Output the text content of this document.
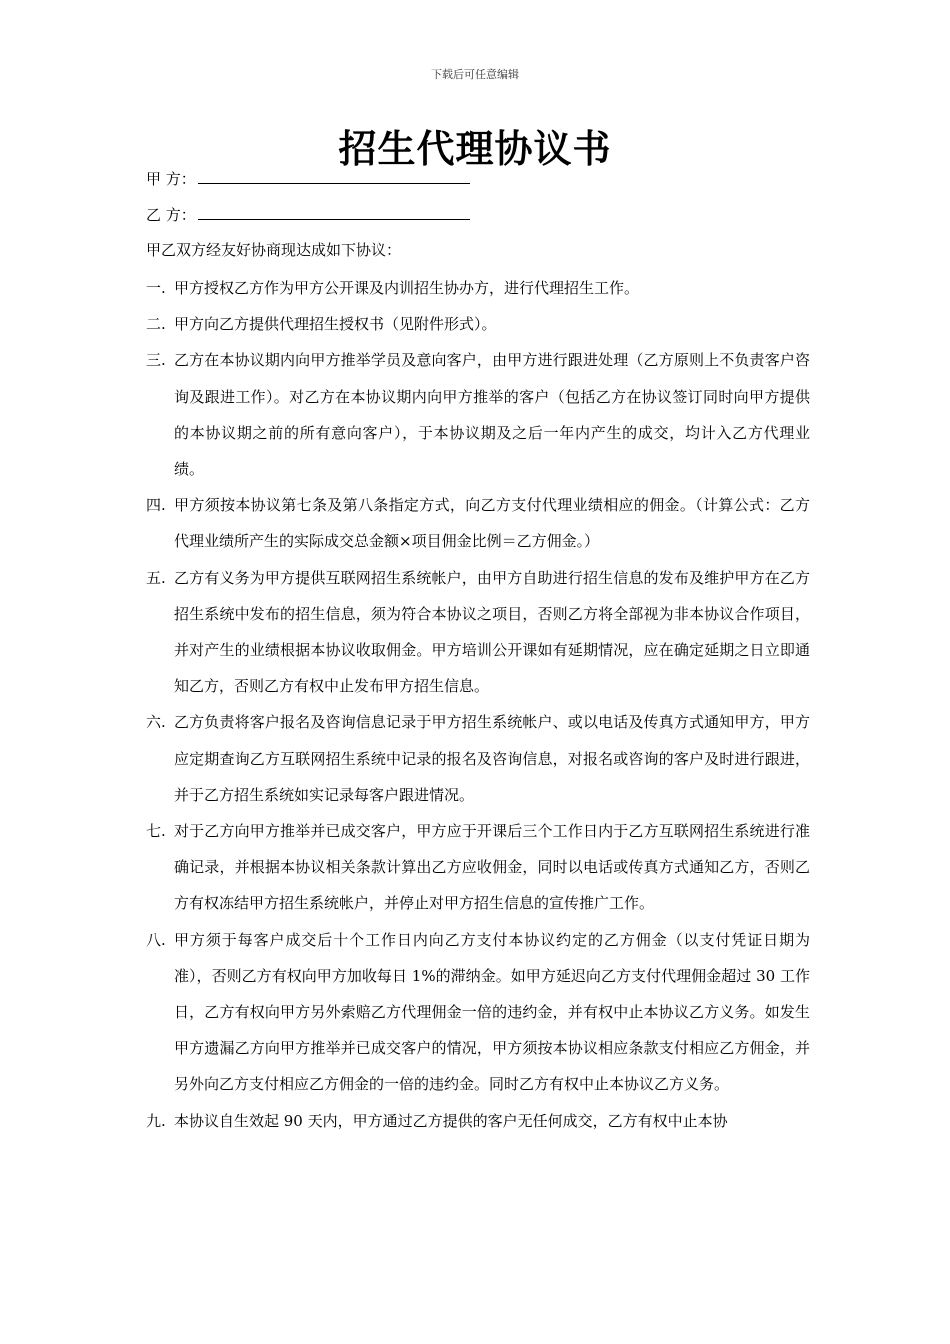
下载后可任意编辑
招生代理协议书
甲 方：
乙 方：
甲乙双方经友好协商现达成如下协议：
一. 甲方授权乙方作为甲方公开课及内训招生协办方，进行代理招生工作。
二. 甲方向乙方提供代理招生授权书（见附件形式）。
三. 乙方在本协议期内向甲方推举学员及意向客户，由甲方进行跟进处理（乙方原则上不负责客户咨询及跟进工作）。对乙方在本协议期内向甲方推举的客户（包括乙方在协议签订同时向甲方提供的本协议期之前的所有意向客户），于本协议期及之后一年内产生的成交，均计入乙方代理业绩。
四. 甲方须按本协议第七条及第八条指定方式，向乙方支付代理业绩相应的佣金。（计算公式：乙方代理业绩所产生的实际成交总金额×项目佣金比例＝乙方佣金。）
五. 乙方有义务为甲方提供互联网招生系统帐户，由甲方自助进行招生信息的发布及维护甲方在乙方招生系统中发布的招生信息，须为符合本协议之项目，否则乙方将全部视为非本协议合作项目，并对产生的业绩根据本协议收取佣金。甲方培训公开课如有延期情况，应在确定延期之日立即通知乙方，否则乙方有权中止发布甲方招生信息。
六. 乙方负责将客户报名及咨询信息记录于甲方招生系统帐户、或以电话及传真方式通知甲方，甲方应定期查询乙方互联网招生系统中记录的报名及咨询信息，对报名或咨询的客户及时进行跟进，并于乙方招生系统如实记录每客户跟进情况。
七. 对于乙方向甲方推举并已成交客户，甲方应于开课后三个工作日内于乙方互联网招生系统进行准确记录，并根据本协议相关条款计算出乙方应收佣金，同时以电话或传真方式通知乙方，否则乙方有权冻结甲方招生系统帐户，并停止对甲方招生信息的宣传推广工作。
八. 甲方须于每客户成交后十个工作日内向乙方支付本协议约定的乙方佣金（以支付凭证日期为准），否则乙方有权向甲方加收每日 1%的滞纳金。如甲方延迟向乙方支付代理佣金超过 30 工作日，乙方有权向甲方另外索赔乙方代理佣金一倍的违约金，并有权中止本协议乙方义务。如发生甲方遗漏乙方向甲方推举并已成交客户的情况，甲方须按本协议相应条款支付相应乙方佣金，并另外向乙方支付相应乙方佣金的一倍的违约金。同时乙方有权中止本协议乙方义务。
九. 本协议自生效起 90 天内，甲方通过乙方提供的客户无任何成交，乙方有权中止本协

THE EXERCISE = Please repeat the entries exactly. Do not include the pictures.

OUTPUT FOR THIS TASK =
Output the text content of this document.
下载后可任意编辑
招生代理协议书
甲 方：
乙 方：
甲乙双方经友好协商现达成如下协议：
一. 甲方授权乙方作为甲方公开课及内训招生协办方，进行代理招生工作。
二. 甲方向乙方提供代理招生授权书（见附件形式）。
三. 乙方在本协议期内向甲方推举学员及意向客户，由甲方进行跟进处理（乙方原则上不负责客户咨询及跟进工作）。对乙方在本协议期内向甲方推举的客户（包括乙方在协议签订同时向甲方提供的本协议期之前的所有意向客户），于本协议期及之后一年内产生的成交，均计入乙方代理业绩。
四. 甲方须按本协议第七条及第八条指定方式，向乙方支付代理业绩相应的佣金。（计算公式：乙方代理业绩所产生的实际成交总金额×项目佣金比例＝乙方佣金。）
五. 乙方有义务为甲方提供互联网招生系统帐户，由甲方自助进行招生信息的发布及维护甲方在乙方招生系统中发布的招生信息，须为符合本协议之项目，否则乙方将全部视为非本协议合作项目，并对产生的业绩根据本协议收取佣金。甲方培训公开课如有延期情况，应在确定延期之日立即通知乙方，否则乙方有权中止发布甲方招生信息。
六. 乙方负责将客户报名及咨询信息记录于甲方招生系统帐户、或以电话及传真方式通知甲方，甲方应定期查询乙方互联网招生系统中记录的报名及咨询信息，对报名或咨询的客户及时进行跟进，并于乙方招生系统如实记录每客户跟进情况。
七. 对于乙方向甲方推举并已成交客户，甲方应于开课后三个工作日内于乙方互联网招生系统进行准确记录，并根据本协议相关条款计算出乙方应收佣金，同时以电话或传真方式通知乙方，否则乙方有权冻结甲方招生系统帐户，并停止对甲方招生信息的宣传推广工作。
八. 甲方须于每客户成交后十个工作日内向乙方支付本协议约定的乙方佣金（以支付凭证日期为准），否则乙方有权向甲方加收每日 1%的滞纳金。如甲方延迟向乙方支付代理佣金超过 30 工作日，乙方有权向甲方另外索赔乙方代理佣金一倍的违约金，并有权中止本协议乙方义务。如发生甲方遗漏乙方向甲方推举并已成交客户的情况，甲方须按本协议相应条款支付相应乙方佣金，并另外向乙方支付相应乙方佣金的一倍的违约金。同时乙方有权中止本协议乙方义务。
九. 本协议自生效起 90 天内，甲方通过乙方提供的客户无任何成交，乙方有权中止本协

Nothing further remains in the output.